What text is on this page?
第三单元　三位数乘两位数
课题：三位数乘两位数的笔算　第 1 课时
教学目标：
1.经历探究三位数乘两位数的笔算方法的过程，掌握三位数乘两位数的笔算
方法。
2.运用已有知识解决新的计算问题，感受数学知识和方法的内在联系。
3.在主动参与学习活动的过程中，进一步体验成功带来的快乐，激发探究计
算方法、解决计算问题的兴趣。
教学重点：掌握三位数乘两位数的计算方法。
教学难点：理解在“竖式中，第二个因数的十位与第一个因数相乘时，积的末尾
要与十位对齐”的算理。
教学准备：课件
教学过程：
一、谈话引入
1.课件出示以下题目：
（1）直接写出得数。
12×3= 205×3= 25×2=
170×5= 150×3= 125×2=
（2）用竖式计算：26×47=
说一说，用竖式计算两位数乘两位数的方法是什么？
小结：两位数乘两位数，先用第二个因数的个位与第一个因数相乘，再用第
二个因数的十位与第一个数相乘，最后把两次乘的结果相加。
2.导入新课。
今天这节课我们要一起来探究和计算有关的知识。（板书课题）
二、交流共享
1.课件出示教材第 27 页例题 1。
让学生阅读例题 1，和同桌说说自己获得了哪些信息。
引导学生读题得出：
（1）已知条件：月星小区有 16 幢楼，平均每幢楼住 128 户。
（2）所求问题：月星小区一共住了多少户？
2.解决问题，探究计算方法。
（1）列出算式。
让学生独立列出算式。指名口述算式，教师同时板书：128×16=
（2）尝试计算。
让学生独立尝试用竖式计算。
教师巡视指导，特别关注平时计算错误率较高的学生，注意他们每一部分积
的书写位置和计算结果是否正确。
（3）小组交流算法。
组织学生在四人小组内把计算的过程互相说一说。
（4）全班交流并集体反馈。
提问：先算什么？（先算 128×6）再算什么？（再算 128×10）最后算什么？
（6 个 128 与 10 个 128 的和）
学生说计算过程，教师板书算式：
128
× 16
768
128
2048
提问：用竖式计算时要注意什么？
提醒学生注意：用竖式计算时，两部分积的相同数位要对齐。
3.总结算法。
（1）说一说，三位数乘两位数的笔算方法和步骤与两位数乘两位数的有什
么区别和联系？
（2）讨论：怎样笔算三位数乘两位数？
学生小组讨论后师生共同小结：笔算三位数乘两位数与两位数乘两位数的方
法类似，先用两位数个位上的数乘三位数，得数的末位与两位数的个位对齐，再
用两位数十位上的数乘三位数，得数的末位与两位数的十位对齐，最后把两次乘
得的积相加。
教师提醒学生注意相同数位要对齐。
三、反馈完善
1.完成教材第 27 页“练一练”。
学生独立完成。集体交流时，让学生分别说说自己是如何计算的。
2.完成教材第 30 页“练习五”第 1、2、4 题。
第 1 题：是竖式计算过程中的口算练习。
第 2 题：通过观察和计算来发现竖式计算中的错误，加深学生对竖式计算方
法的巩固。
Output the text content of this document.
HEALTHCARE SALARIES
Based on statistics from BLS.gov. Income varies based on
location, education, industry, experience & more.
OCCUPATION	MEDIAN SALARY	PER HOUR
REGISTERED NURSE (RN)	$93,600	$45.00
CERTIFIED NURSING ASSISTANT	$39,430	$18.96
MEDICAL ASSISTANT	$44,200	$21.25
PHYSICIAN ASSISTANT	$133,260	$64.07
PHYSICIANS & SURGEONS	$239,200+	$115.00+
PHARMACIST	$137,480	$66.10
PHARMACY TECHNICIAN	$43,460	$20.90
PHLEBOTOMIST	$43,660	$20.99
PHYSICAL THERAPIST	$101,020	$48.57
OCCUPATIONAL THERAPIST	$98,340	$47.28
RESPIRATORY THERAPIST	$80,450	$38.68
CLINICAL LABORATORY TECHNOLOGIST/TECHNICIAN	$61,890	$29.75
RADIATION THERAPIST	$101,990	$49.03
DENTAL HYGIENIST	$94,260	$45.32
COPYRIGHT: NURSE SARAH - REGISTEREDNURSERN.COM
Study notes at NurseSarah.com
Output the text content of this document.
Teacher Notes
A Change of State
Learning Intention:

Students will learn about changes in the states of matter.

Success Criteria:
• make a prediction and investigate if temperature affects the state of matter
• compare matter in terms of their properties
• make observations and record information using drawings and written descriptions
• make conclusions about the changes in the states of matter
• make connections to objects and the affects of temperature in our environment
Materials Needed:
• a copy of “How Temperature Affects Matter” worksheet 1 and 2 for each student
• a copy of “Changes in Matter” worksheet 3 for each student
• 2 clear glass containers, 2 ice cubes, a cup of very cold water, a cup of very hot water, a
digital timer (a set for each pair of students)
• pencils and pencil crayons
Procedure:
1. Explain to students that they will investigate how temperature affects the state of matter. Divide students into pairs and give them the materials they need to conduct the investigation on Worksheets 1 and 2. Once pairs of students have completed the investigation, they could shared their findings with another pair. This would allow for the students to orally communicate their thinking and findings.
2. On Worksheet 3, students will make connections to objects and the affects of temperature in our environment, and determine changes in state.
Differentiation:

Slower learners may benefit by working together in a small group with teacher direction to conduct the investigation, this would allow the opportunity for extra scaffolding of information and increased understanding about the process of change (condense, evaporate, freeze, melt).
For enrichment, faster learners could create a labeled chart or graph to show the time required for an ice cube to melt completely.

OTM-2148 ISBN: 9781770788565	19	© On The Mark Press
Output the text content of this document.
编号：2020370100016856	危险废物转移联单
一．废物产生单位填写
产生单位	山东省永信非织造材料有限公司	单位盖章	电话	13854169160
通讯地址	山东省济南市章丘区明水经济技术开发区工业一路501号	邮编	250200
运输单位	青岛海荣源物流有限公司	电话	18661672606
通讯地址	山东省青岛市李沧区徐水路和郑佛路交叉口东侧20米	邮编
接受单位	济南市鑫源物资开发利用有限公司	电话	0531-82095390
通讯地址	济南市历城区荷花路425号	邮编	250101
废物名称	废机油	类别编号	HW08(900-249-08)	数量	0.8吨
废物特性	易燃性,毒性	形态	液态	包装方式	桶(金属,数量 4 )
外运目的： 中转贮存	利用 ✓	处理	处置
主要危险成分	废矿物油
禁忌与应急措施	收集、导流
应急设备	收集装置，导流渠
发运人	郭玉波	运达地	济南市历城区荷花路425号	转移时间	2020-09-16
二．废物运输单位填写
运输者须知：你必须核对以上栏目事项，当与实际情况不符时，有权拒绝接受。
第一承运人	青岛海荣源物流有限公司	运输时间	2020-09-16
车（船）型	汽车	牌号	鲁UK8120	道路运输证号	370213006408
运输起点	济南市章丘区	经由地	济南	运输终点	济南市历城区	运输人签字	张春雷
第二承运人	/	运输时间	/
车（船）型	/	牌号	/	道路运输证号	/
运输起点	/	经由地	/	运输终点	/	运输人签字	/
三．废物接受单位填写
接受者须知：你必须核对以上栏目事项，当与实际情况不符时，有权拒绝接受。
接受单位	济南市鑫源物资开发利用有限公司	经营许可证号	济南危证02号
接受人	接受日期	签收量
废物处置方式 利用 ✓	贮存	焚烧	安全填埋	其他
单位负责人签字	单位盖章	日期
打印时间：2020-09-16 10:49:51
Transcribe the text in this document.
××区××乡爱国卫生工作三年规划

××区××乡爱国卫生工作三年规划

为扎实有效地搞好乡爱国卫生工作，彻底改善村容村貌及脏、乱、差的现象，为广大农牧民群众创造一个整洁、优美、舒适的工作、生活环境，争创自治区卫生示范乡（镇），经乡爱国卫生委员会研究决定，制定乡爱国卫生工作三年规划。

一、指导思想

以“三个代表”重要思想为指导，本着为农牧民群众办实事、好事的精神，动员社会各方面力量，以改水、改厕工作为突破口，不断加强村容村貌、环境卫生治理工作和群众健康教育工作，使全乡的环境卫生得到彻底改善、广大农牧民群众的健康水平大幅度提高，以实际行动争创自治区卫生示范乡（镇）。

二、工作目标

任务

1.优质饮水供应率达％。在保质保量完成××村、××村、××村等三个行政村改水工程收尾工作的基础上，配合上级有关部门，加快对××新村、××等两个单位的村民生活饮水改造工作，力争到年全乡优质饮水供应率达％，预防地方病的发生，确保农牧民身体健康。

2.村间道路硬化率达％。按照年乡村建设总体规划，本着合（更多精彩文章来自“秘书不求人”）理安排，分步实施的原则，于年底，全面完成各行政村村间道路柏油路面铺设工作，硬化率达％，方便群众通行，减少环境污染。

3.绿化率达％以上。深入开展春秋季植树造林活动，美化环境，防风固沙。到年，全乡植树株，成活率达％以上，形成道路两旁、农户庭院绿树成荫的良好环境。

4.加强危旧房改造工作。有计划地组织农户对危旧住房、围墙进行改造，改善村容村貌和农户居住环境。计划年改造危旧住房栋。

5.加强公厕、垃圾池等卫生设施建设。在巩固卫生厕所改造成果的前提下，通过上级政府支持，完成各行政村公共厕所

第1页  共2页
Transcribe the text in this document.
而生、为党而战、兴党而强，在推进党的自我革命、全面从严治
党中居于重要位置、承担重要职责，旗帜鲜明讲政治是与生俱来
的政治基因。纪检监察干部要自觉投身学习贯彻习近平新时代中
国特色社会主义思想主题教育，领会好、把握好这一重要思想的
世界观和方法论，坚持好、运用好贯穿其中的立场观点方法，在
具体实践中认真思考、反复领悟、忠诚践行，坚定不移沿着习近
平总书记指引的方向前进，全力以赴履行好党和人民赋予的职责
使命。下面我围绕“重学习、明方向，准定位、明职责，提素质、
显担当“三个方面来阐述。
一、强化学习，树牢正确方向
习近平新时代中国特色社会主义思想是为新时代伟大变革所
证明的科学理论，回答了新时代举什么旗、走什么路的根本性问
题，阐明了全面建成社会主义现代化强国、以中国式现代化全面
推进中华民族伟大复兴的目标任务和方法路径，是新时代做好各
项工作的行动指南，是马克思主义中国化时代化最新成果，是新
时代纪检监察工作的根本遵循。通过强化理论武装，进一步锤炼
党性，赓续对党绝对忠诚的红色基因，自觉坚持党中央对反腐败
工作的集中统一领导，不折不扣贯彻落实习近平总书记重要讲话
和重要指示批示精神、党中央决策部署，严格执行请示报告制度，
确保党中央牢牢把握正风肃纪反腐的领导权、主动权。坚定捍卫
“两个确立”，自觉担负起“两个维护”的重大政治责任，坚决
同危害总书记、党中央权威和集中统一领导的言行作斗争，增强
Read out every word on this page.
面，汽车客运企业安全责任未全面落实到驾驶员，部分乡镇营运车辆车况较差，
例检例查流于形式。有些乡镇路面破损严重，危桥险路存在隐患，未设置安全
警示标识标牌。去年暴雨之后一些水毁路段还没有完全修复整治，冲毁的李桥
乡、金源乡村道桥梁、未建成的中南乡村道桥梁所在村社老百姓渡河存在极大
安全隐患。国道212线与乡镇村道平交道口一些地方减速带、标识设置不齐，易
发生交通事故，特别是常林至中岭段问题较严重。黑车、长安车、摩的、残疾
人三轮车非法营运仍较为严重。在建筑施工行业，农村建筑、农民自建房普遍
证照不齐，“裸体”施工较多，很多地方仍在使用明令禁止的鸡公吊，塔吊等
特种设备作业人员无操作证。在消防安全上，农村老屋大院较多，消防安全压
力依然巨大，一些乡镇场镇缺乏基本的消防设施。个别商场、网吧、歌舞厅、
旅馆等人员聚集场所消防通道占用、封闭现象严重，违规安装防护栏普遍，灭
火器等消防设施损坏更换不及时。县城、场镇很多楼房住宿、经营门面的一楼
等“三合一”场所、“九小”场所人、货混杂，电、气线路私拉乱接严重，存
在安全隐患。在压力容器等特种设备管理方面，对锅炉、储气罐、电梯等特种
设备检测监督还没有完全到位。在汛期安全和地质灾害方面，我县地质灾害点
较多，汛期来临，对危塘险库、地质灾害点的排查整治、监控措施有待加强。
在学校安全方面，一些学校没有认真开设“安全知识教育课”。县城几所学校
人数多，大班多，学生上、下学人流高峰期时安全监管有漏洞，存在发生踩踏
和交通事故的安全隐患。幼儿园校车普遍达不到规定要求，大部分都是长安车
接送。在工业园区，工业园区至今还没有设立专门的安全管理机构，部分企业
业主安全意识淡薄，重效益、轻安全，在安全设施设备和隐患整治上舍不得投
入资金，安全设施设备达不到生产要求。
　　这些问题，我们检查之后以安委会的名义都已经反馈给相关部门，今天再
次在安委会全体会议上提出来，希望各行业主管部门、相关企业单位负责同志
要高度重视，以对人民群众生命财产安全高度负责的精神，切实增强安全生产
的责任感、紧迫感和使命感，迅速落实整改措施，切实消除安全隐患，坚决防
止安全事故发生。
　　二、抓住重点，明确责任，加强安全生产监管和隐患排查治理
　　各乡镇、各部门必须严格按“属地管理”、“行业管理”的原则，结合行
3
——————
## Exercise description
Pick out each line that holds the string "运输终点".

## Worked solution
运输起点	济南市章丘区	经由地	济南	运输终点	济南市历城区	运输人签字	张春雷
运输起点	/	经由地	/	运输终点	/	运输人签字	/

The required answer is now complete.